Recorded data
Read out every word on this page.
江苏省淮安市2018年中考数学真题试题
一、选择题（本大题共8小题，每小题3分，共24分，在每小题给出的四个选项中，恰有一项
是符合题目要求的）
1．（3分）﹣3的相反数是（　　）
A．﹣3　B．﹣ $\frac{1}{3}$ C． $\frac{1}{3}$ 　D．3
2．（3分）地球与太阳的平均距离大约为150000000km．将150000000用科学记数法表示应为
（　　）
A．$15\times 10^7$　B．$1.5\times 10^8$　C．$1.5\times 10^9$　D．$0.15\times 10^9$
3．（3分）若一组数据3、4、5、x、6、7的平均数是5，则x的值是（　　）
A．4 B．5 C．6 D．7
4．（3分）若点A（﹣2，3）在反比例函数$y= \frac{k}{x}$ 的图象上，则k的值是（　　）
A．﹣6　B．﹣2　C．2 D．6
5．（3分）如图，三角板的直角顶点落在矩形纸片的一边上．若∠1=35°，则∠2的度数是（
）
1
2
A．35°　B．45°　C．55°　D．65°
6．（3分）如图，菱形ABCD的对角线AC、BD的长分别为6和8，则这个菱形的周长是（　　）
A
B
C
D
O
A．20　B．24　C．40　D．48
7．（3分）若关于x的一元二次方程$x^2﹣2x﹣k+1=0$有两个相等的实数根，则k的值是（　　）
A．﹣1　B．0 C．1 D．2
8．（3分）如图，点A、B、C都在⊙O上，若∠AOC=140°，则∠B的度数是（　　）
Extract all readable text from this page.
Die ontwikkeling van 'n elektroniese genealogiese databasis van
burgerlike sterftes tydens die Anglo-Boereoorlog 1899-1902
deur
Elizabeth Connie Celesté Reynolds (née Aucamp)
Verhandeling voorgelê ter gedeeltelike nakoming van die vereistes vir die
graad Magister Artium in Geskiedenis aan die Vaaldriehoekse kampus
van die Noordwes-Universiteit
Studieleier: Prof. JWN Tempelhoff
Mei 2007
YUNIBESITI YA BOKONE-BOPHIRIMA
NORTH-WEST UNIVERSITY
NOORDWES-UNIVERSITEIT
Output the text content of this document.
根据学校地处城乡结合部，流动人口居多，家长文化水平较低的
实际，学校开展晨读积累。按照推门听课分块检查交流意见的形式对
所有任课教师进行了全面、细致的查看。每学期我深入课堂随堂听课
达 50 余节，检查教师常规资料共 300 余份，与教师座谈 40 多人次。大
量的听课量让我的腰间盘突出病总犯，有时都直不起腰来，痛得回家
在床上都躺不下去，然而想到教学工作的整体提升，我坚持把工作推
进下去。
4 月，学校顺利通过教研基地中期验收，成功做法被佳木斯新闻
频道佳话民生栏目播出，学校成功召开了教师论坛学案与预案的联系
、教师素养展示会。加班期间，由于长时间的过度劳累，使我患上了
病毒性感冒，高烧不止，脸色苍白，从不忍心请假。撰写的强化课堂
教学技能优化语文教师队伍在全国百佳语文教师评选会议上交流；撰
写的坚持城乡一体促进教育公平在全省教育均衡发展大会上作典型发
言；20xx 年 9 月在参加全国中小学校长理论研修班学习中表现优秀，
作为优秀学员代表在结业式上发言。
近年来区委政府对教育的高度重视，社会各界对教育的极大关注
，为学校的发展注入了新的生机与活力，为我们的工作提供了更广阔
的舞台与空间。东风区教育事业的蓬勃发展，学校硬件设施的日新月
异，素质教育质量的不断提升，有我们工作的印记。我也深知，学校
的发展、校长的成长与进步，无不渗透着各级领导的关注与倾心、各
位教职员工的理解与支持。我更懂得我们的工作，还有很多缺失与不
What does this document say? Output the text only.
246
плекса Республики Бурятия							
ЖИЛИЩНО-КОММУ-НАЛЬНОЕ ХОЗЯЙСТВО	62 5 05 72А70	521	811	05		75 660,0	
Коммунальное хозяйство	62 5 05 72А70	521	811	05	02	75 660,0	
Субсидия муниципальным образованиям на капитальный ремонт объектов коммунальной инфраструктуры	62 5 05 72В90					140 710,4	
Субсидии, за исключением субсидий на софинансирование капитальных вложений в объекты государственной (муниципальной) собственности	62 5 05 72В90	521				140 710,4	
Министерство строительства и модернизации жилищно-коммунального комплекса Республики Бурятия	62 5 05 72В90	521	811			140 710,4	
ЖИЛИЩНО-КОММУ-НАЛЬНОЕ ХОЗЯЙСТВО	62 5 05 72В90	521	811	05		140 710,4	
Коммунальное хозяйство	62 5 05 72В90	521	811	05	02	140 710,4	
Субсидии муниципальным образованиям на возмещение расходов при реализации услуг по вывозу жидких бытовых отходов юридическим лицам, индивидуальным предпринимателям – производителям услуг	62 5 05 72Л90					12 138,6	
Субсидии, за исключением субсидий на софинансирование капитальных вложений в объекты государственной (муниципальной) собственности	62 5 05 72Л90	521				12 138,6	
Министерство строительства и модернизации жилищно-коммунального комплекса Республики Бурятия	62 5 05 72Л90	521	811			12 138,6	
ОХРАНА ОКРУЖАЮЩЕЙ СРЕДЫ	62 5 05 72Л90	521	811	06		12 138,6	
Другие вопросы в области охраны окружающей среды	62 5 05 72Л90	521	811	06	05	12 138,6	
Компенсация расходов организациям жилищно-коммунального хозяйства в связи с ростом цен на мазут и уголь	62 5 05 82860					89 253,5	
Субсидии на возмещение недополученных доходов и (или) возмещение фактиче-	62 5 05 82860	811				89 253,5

» **Exercise details**: Respond with the number of lines containing "муниципальным" and no additional words.

» **Solution to this problem**: 2